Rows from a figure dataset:
··········
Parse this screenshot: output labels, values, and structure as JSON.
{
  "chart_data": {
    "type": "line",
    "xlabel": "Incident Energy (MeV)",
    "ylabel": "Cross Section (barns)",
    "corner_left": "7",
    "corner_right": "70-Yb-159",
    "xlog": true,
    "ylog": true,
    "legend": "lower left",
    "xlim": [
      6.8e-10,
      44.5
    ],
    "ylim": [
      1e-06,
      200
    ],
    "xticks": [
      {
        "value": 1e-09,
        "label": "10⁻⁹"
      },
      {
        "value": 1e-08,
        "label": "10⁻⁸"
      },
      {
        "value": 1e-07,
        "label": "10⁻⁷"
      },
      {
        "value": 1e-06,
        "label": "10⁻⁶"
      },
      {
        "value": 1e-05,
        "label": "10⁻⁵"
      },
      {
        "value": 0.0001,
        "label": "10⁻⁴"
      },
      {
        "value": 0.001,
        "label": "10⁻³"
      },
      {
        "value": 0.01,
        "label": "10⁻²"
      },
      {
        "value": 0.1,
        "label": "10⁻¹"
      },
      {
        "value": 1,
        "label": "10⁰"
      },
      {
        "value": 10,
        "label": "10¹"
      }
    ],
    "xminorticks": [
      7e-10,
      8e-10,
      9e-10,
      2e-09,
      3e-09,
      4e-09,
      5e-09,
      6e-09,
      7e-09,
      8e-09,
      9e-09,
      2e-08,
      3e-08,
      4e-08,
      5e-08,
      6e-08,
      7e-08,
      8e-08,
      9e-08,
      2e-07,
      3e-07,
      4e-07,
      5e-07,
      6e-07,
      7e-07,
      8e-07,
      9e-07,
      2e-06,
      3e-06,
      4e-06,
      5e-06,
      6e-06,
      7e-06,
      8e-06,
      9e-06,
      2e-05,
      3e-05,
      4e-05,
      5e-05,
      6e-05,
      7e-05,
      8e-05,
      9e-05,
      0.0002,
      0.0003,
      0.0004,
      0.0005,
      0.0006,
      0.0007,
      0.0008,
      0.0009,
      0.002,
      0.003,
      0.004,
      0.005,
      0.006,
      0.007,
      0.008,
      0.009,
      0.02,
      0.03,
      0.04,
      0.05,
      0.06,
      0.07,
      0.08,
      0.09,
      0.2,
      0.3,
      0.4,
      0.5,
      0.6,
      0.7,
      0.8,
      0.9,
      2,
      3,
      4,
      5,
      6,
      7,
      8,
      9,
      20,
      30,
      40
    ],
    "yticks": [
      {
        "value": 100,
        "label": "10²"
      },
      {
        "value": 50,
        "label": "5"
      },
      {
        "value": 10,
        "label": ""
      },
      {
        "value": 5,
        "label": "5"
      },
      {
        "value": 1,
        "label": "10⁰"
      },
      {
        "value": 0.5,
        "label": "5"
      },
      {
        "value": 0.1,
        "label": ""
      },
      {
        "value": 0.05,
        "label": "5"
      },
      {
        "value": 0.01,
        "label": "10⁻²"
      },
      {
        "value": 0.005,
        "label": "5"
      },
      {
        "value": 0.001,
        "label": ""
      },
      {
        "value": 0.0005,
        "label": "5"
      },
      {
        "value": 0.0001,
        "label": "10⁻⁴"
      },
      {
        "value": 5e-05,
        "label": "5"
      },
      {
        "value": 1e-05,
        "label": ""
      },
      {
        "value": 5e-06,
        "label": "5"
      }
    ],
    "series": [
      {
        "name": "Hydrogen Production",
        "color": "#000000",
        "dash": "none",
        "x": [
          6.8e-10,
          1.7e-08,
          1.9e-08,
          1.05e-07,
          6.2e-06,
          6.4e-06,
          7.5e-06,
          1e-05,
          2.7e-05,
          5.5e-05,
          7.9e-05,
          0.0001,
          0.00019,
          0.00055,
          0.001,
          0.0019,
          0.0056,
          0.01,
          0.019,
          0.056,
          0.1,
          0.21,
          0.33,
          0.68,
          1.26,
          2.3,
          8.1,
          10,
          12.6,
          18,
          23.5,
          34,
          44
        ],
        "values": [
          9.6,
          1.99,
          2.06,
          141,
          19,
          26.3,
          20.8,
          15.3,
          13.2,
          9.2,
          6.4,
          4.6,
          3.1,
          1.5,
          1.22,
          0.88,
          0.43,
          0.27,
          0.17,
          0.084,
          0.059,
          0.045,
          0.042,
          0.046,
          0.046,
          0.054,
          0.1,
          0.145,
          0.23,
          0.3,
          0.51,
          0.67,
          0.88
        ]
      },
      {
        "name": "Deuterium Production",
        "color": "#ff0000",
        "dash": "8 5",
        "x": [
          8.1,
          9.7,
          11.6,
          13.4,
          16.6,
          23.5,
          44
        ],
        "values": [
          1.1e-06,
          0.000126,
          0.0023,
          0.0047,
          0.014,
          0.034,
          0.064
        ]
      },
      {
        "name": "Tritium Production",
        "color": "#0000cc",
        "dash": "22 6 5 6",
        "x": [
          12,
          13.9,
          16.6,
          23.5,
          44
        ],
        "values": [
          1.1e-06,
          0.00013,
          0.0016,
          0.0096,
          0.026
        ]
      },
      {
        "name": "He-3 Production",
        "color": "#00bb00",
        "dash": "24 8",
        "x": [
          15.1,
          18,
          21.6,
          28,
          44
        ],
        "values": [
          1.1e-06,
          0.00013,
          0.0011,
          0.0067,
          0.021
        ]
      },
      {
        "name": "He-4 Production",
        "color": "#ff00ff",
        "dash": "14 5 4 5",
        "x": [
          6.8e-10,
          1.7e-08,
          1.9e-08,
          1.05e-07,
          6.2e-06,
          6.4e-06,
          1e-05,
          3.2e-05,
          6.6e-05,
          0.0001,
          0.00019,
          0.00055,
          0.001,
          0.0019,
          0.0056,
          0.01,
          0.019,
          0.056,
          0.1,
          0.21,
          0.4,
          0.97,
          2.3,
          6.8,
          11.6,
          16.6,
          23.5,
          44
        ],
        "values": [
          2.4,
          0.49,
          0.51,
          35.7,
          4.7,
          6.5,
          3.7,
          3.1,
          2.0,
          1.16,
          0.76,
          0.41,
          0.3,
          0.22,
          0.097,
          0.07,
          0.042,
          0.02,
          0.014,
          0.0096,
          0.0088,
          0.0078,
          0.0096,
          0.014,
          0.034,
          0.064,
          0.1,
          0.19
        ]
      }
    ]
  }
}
··········
Say how many lines of the listing above contain "Production", with no other words.

### Result
5